-- Begin Data in this exercise --

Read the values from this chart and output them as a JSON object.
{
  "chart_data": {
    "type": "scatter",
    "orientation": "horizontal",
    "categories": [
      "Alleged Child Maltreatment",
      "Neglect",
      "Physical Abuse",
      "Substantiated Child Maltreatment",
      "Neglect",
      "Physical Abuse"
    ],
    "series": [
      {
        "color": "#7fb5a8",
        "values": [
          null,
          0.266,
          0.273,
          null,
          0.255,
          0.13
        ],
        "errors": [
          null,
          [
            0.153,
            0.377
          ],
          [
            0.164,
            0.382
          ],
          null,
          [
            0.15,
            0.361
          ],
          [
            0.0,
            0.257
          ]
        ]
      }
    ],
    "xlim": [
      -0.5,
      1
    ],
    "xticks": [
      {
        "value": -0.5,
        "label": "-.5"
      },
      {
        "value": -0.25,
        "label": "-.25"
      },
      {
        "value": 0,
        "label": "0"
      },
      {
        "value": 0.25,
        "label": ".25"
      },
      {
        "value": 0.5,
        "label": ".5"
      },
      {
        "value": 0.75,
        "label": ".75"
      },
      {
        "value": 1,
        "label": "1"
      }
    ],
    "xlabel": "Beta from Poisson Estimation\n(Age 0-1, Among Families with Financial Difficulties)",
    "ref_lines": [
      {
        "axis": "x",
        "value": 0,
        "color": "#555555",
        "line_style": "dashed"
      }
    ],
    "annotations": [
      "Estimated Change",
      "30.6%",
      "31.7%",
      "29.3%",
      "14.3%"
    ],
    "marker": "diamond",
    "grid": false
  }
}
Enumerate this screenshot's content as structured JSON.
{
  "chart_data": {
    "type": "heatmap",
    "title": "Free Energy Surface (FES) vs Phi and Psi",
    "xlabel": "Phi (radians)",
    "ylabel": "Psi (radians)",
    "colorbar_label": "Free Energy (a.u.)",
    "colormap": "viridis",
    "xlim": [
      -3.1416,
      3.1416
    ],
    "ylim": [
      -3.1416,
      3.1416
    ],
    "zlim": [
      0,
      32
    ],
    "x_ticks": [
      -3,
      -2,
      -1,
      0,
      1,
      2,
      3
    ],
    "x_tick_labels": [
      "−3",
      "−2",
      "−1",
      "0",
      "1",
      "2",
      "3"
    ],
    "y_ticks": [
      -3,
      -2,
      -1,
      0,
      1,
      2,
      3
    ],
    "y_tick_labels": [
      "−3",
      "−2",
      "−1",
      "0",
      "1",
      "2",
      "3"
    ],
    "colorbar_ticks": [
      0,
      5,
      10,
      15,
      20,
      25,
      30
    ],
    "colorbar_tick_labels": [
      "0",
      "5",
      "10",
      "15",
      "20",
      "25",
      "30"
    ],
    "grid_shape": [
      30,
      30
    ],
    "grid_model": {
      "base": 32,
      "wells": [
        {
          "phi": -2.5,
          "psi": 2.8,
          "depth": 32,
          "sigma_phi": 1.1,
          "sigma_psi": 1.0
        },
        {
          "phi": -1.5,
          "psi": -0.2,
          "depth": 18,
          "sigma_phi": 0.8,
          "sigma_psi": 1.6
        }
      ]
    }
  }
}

-- End Data in this exercise --

Exercise instructions:
Each record must be returned exactly as it is written.

Full output:
Read the values from this chart and output them as a JSON object.
{
  "chart_data": {
    "type": "scatter",
    "orientation": "horizontal",
    "categories": [
      "Alleged Child Maltreatment",
      "Neglect",
      "Physical Abuse",
      "Substantiated Child Maltreatment",
      "Neglect",
      "Physical Abuse"
    ],
    "series": [
      {
        "color": "#7fb5a8",
        "values": [
          null,
          0.266,
          0.273,
          null,
          0.255,
          0.13
        ],
        "errors": [
          null,
          [
            0.153,
            0.377
          ],
          [
            0.164,
            0.382
          ],
          null,
          [
            0.15,
            0.361
          ],
          [
            0.0,
            0.257
          ]
        ]
      }
    ],
    "xlim": [
      -0.5,
      1
    ],
    "xticks": [
      {
        "value": -0.5,
        "label": "-.5"
      },
      {
        "value": -0.25,
        "label": "-.25"
      },
      {
        "value": 0,
        "label": "0"
      },
      {
        "value": 0.25,
        "label": ".25"
      },
      {
        "value": 0.5,
        "label": ".5"
      },
      {
        "value": 0.75,
        "label": ".75"
      },
      {
        "value": 1,
        "label": "1"
      }
    ],
    "xlabel": "Beta from Poisson Estimation\n(Age 0-1, Among Families with Financial Difficulties)",
    "ref_lines": [
      {
        "axis": "x",
        "value": 0,
        "color": "#555555",
        "line_style": "dashed"
      }
    ],
    "annotations": [
      "Estimated Change",
      "30.6%",
      "31.7%",
      "29.3%",
      "14.3%"
    ],
    "marker": "diamond",
    "grid": false
  }
}
Enumerate this screenshot's content as structured JSON.
{
  "chart_data": {
    "type": "heatmap",
    "title": "Free Energy Surface (FES) vs Phi and Psi",
    "xlabel": "Phi (radians)",
    "ylabel": "Psi (radians)",
    "colorbar_label": "Free Energy (a.u.)",
    "colormap": "viridis",
    "xlim": [
      -3.1416,
      3.1416
    ],
    "ylim": [
      -3.1416,
      3.1416
    ],
    "zlim": [
      0,
      32
    ],
    "x_ticks": [
      -3,
      -2,
      -1,
      0,
      1,
      2,
      3
    ],
    "x_tick_labels": [
      "−3",
      "−2",
      "−1",
      "0",
      "1",
      "2",
      "3"
    ],
    "y_ticks": [
      -3,
      -2,
      -1,
      0,
      1,
      2,
      3
    ],
    "y_tick_labels": [
      "−3",
      "−2",
      "−1",
      "0",
      "1",
      "2",
      "3"
    ],
    "colorbar_ticks": [
      0,
      5,
      10,
      15,
      20,
      25,
      30
    ],
    "colorbar_tick_labels": [
      "0",
      "5",
      "10",
      "15",
      "20",
      "25",
      "30"
    ],
    "grid_shape": [
      30,
      30
    ],
    "grid_model": {
      "base": 32,
      "wells": [
        {
          "phi": -2.5,
          "psi": 2.8,
          "depth": 32,
          "sigma_phi": 1.1,
          "sigma_psi": 1.0
        },
        {
          "phi": -1.5,
          "psi": -0.2,
          "depth": 18,
          "sigma_phi": 0.8,
          "sigma_psi": 1.6
        }
      ]
    }
  }
}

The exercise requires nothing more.